- **Trecho selecionado**

***

O texto diz que o político brasileiro "continua convencido de que Chávez está tentando provocar uma guerra com a Guiana pela disputada região de Essequibo, o que seria "ruim para o Brasil, porque o Brasil aceitou o tratado que resolve a questão, e isso reabre o assunto".
Sarney disse que o Brasil construiu uma estrada de Manaus até a fronteira com a Guiana, que ele espera que possa continuar até Georgetown, mas se Chávez agir agressivamente em relação à Guiana, isso "criará um problema para todos nós". Segundo os documentos, o ex-presidente afirma que o Itamaraty, está "calmo, mas devemos estar sempre preocupados com o assunto".
Sarney ainda afirma que estava "obviamente preocupado com a capacidade da Venezuela de desestabilizar a região" e recomendou que os EUA deveriam evitar ser provocados a adotar políticas e ações que poderiam "ser contraproducentes", evitando "cair em armadilhas".
Incursão militar de Chávez em um país vizinho seria "plausível"
No final daquele mês, mais um telegrama seria enviado pela embaixada dos EUA em Brasília para Washington e a questão da Guiana entraria no debate de novo. Tratava-se de um encontro com o então ministro da Defesa, Nelson Jobim.
Os americanos destacavam que o Brasil era "o principal defensor da admissão da Venezuela no Mercosul", uma medida que era avaliada como potencial complicador da integração econômica e os objetivos políticos da organização. Mas o objetivo de Lula era o de "trazer Chávez para uma organização política na qual o Brasil tem forte influência".
Os brasileiros continuam a ver sua longa fronteira com dez países vizinhos como vulnerável, justificando a manutenção de uma forte postura de defesa.
Trecho de telegrama da embaixada dos EUA
Segundo a então avaliação americana, os cenários mais prováveis com implicações militares diretas para o Brasil envolviam atores não estatais, como as Farc e organizações criminosas internacionais que operam além das fronteiras.

***

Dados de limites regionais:
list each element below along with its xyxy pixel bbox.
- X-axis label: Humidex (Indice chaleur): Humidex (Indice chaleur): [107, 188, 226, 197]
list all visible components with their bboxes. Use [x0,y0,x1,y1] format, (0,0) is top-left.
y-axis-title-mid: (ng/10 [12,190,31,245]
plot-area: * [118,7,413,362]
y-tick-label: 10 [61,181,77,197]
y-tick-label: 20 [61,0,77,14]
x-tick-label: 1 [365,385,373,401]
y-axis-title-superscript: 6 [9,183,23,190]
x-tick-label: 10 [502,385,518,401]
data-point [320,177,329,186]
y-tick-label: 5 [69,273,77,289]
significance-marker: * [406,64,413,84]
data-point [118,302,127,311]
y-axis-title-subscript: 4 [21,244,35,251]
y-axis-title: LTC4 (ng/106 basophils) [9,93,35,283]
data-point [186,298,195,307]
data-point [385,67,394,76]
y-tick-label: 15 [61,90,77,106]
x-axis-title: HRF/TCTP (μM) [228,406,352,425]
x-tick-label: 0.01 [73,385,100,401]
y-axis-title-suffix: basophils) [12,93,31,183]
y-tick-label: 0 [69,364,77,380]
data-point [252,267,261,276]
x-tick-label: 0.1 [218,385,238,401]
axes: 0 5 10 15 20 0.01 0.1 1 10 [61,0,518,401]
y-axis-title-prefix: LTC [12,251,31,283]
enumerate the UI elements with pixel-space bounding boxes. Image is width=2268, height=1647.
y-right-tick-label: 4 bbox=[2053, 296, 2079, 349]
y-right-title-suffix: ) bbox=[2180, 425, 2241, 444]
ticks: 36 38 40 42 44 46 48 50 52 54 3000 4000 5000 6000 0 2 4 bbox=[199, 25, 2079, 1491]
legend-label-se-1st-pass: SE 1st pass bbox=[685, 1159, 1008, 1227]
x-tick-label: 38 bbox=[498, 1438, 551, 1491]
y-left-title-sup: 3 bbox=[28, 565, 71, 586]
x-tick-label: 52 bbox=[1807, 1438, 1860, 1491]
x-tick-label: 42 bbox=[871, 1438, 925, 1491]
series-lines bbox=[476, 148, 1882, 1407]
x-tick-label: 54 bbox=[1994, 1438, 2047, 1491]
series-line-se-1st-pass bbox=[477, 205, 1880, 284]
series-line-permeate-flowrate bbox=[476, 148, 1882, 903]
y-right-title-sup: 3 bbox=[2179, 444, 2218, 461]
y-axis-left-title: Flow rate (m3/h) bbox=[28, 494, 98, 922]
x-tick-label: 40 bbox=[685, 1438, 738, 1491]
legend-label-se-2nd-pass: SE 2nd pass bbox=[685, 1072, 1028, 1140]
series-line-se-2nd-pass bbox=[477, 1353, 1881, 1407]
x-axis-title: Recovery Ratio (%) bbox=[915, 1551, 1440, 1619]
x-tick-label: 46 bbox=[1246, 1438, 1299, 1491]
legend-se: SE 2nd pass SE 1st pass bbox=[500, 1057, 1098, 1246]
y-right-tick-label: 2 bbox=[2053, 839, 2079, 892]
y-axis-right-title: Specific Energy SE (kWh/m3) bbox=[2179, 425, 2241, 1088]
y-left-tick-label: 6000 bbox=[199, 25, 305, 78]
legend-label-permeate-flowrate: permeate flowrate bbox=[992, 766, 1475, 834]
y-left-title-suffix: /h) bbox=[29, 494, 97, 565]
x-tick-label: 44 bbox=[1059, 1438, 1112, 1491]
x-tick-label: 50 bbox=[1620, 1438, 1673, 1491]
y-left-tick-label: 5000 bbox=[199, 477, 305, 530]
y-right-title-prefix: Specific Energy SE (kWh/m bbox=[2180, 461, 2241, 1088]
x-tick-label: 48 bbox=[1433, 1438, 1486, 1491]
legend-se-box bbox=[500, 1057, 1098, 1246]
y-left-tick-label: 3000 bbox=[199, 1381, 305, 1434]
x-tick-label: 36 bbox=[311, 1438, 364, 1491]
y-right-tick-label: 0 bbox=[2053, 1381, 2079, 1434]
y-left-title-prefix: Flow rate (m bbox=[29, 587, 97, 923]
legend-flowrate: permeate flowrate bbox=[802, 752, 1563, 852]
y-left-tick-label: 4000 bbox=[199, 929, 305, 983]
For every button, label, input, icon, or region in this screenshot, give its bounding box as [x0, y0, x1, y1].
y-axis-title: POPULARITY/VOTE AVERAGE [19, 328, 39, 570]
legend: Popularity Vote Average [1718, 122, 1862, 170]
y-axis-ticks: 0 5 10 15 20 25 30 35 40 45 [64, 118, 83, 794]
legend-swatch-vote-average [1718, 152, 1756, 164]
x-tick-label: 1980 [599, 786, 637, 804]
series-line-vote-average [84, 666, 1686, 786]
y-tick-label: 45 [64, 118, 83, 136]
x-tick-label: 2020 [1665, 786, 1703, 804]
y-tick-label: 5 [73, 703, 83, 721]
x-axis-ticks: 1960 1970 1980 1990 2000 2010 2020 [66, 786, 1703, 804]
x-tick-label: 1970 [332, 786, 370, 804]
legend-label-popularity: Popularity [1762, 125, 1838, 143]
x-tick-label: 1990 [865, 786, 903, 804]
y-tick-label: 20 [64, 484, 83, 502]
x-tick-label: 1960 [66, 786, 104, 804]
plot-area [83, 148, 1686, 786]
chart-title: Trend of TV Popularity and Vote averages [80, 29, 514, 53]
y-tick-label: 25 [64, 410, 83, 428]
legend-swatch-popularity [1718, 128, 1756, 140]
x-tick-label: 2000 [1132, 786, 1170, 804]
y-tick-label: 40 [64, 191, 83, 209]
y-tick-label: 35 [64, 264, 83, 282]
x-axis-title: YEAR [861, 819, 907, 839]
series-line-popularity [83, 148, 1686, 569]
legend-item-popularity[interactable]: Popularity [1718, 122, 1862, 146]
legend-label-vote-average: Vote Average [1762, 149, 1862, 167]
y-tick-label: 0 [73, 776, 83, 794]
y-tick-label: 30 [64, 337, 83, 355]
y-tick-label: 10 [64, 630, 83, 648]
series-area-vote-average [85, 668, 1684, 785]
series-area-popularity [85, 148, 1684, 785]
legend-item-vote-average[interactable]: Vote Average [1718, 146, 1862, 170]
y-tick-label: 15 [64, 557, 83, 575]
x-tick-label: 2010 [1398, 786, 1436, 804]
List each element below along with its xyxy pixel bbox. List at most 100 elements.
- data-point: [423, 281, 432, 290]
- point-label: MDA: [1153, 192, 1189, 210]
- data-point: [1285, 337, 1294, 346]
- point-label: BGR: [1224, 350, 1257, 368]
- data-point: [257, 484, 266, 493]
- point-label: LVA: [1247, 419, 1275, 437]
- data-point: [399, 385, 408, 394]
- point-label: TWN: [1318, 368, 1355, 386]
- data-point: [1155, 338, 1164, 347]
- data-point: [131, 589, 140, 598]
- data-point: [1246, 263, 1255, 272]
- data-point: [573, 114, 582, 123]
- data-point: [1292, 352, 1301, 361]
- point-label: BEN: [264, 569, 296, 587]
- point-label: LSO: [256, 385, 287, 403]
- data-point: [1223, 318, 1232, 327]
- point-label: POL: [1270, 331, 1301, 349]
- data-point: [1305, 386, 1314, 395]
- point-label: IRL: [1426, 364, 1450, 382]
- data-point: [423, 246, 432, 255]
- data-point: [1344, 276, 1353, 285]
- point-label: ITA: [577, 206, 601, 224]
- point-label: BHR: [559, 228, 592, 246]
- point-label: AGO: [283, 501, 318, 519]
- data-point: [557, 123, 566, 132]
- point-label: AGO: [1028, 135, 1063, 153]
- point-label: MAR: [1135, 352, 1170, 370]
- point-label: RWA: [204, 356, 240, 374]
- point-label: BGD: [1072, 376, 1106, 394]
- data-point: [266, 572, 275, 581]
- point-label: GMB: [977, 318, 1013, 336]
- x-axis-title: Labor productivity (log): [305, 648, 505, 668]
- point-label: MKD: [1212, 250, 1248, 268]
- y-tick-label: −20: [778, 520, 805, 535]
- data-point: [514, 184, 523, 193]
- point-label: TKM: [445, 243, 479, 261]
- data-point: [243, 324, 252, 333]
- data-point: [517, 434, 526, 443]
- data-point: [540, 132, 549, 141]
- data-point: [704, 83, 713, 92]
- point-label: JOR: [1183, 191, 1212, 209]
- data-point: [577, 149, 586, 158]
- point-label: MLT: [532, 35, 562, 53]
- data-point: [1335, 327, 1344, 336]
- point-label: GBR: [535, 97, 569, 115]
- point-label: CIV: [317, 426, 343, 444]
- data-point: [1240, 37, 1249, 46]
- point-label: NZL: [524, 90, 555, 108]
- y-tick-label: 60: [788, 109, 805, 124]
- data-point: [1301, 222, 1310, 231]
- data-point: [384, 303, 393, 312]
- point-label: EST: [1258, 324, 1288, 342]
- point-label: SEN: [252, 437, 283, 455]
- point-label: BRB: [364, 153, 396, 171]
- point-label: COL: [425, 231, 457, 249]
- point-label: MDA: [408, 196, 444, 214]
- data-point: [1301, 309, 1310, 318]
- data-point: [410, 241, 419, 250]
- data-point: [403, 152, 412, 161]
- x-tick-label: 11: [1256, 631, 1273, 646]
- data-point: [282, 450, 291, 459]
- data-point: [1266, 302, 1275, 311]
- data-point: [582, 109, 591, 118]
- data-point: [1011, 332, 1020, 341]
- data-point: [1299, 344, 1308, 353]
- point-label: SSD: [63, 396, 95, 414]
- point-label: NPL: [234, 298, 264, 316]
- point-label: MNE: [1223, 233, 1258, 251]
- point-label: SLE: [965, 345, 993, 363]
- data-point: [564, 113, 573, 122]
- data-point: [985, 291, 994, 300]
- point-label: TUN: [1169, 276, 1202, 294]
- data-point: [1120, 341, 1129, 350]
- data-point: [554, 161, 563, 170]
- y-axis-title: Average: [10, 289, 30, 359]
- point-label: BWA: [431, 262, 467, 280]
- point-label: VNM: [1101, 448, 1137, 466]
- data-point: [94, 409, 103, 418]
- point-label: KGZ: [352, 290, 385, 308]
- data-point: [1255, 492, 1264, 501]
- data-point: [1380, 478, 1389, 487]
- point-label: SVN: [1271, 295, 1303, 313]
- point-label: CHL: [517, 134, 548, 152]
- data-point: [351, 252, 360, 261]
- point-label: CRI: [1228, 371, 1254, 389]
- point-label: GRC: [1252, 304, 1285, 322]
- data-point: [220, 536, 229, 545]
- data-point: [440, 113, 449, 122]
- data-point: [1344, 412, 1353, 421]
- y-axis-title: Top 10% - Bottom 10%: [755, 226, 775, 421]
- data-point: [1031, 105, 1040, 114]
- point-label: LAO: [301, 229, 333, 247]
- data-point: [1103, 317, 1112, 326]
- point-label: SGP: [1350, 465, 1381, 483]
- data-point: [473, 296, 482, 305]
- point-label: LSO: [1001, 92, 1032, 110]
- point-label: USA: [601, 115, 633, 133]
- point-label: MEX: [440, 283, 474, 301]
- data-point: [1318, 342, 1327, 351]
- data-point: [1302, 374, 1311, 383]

***

- **Tarefas a cumprir**
[a] Responda às perguntas abaixo com base no texto sobre os telegramas da embaixada dos EUA.
(i) Segundo Sarney, o Brasil construiu uma estrada que liga Manaus a que ponto?
(ii) Quem era o ministro da Defesa no encontro mencionado no telegrama do fim daquele mês?
(iii) Com quantos países vizinhos o Brasil tem fronteira, segundo o texto?
[b] Devolva, sem nenhuma alteração, o trecho do texto sobre os telegramas da embaixada dos EUA que começa nas palavras "Sarney ainda afirma" e termina depois das palavras "Defesa, Nelson Jobim.".

- **Resultados finais**
[a]
(i) À fronteira com a Guiana.
(ii) Nelson Jobim.
(iii) Com dez países.

[b]
Sarney ainda afirma que estava "obviamente preocupado com a capacidade da Venezuela de desestabilizar a região" e recomendou que os EUA deveriam evitar ser provocados a adotar políticas e ações que poderiam "ser contraproducentes", evitando "cair em armadilhas".
Incursão militar de Chávez em um país vizinho seria "plausível"
No final daquele mês, mais um telegrama seria enviado pela embaixada dos EUA em Brasília para Washington e a questão da Guiana entraria no debate de novo. Tratava-se de um encontro com o então ministro da Defesa, Nelson Jobim.